Records from a collection:
--------------------------------

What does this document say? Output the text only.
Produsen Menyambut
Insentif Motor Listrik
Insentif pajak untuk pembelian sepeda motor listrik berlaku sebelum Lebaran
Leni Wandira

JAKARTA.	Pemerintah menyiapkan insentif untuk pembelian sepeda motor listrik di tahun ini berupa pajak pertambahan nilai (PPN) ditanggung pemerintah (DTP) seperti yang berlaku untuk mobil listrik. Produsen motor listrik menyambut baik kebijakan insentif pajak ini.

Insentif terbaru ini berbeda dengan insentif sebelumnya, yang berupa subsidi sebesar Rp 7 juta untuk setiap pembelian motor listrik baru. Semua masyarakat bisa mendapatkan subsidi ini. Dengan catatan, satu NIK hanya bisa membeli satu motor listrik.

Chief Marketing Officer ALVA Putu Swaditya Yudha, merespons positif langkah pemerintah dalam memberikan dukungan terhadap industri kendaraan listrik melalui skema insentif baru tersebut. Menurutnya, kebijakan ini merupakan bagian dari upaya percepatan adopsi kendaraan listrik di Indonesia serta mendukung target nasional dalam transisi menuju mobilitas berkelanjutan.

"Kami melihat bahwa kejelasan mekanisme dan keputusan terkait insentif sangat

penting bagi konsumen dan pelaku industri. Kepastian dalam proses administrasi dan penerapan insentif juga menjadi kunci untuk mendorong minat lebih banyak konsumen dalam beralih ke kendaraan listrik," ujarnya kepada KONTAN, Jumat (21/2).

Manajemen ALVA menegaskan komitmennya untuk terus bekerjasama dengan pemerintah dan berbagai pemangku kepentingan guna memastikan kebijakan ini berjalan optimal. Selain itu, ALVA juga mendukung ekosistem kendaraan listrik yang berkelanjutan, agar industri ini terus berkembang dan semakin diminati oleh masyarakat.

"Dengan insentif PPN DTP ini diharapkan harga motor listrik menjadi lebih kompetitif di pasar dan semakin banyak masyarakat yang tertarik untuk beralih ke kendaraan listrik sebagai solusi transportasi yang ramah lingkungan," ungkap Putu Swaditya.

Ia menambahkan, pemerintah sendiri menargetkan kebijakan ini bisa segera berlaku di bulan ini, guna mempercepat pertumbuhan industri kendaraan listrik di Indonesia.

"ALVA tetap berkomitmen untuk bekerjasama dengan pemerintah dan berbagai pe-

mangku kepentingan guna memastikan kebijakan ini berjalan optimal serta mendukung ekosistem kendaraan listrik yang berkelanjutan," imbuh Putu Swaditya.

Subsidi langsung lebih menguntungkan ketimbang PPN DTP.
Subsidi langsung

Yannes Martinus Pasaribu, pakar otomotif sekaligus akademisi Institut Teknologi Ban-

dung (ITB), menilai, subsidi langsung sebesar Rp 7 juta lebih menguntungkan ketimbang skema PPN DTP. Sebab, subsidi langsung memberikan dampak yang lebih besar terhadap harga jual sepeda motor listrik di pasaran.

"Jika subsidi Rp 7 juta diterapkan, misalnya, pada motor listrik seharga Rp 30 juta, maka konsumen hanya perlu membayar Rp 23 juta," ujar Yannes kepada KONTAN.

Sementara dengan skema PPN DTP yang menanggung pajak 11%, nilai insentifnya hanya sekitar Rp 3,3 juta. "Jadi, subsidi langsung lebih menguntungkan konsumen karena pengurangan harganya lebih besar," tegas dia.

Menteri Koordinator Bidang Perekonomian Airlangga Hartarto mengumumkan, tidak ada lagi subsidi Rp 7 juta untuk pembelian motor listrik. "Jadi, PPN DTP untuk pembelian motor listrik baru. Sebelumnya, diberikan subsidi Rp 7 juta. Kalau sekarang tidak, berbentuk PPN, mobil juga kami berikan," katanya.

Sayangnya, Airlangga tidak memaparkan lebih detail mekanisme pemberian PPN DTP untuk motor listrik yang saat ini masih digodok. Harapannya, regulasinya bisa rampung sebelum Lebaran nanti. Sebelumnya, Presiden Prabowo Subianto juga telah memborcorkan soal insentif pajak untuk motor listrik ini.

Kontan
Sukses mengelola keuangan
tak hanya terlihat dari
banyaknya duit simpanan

--------------------------------

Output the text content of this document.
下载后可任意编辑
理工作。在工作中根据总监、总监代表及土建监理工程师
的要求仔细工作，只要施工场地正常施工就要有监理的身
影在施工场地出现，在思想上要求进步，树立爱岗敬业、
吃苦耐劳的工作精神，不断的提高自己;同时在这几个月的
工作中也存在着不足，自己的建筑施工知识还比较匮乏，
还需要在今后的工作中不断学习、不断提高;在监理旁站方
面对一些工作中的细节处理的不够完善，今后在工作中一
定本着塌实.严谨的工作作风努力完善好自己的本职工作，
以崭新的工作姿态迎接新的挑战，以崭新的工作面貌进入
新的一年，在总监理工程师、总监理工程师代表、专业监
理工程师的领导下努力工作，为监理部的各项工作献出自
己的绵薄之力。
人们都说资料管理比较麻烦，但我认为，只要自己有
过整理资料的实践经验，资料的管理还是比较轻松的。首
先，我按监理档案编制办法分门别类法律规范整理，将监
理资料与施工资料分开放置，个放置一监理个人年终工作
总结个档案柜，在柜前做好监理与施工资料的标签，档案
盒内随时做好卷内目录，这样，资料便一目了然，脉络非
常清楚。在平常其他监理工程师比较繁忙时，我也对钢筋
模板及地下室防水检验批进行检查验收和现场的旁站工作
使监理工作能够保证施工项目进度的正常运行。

--------------------------------

_THE PROBLEM_: Search the entries for the word "kepentingan" and gather every line where it appears.

_WORKED SOLUTION_:
Manajemen ALVA menegaskan komitmennya untuk terus bekerjasama dengan pemerintah dan berbagai pemangku kepentingan guna memastikan kebijakan ini berjalan optimal. Selain itu, ALVA juga mendukung ekosistem kendaraan listrik yang berkelanjutan, agar industri ini terus berkembang dan semakin diminati oleh masyarakat.
mangku kepentingan guna memastikan kebijakan ini berjalan optimal serta mendukung ekosistem kendaraan listrik yang berkelanjutan," imbuh Putu Swaditya.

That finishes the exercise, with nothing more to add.